----- Data supplied -----

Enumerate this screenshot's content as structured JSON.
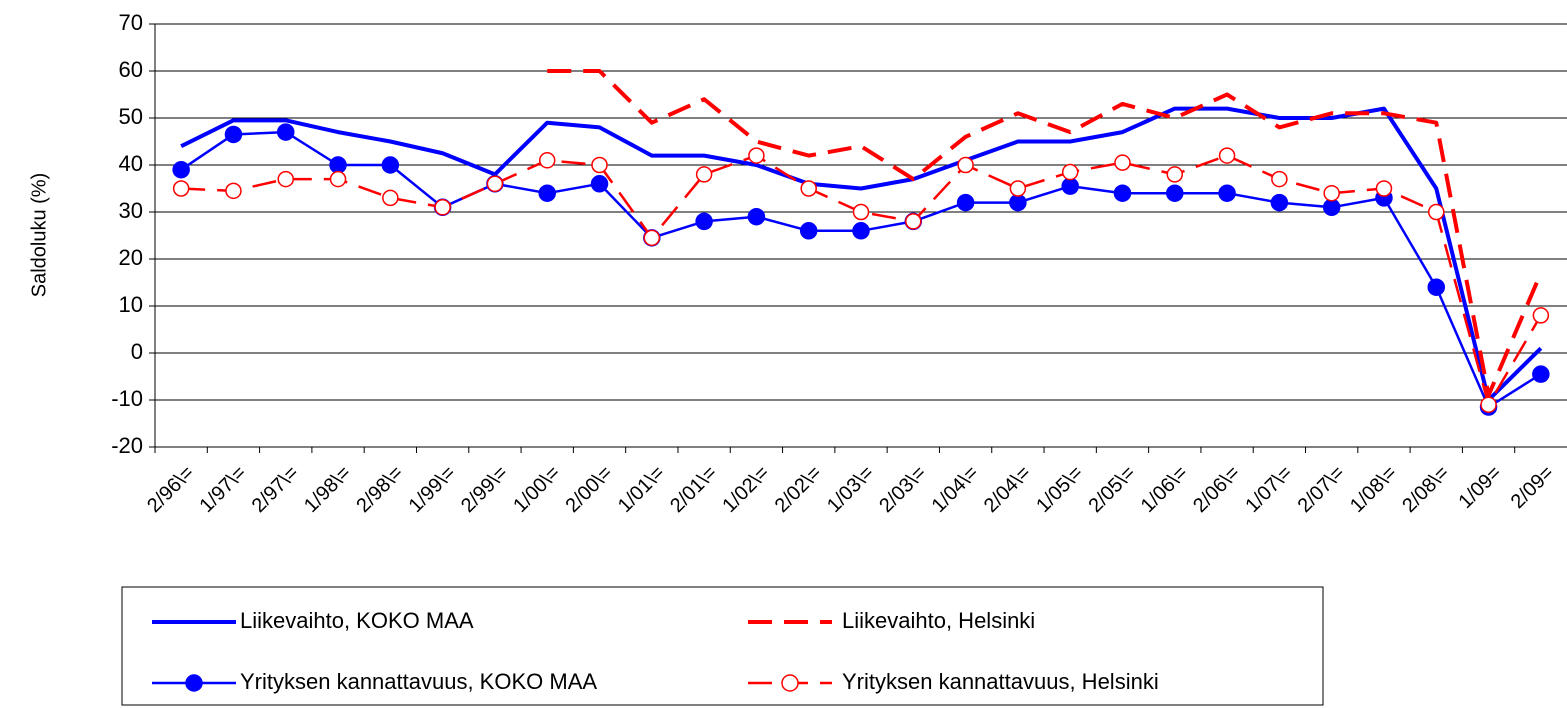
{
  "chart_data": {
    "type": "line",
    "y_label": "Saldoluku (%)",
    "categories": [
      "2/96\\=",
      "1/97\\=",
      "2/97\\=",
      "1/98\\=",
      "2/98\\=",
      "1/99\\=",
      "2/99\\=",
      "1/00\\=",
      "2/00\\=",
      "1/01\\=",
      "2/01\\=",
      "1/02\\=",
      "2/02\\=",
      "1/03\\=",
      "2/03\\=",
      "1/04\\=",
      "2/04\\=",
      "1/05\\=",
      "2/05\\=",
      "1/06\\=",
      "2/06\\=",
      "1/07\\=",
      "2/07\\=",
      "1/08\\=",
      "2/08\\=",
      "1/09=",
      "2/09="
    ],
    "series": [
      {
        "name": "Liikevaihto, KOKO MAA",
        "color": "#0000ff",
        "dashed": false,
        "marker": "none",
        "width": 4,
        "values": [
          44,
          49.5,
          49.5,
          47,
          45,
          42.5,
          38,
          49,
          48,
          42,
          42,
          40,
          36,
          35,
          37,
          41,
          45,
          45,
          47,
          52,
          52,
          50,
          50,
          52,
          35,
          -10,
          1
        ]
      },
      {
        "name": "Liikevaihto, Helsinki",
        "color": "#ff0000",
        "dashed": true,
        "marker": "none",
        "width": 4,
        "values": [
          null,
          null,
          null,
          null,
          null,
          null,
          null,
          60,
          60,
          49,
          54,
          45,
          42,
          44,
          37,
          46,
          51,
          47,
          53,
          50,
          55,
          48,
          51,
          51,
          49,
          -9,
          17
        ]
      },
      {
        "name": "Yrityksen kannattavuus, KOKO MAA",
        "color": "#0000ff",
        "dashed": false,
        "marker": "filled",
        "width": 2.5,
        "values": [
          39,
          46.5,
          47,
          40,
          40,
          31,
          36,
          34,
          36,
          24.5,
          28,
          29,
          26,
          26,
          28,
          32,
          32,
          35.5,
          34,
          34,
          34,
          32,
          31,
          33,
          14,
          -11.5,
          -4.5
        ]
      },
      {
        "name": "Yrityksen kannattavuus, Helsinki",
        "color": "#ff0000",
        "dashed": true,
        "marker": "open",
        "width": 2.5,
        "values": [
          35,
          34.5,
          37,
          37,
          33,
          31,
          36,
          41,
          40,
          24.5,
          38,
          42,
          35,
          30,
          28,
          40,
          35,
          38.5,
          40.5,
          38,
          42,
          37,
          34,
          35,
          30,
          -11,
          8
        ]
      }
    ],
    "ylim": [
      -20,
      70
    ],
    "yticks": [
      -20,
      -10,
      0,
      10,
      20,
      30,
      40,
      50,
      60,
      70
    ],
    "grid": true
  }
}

-----

→ **What you should do**: Extract all lines of the records above that include "KOKO".

→ **Result of the exercise**:
        "name": "Liikevaihto, KOKO MAA",
        "name": "Yrityksen kannattavuus, KOKO MAA",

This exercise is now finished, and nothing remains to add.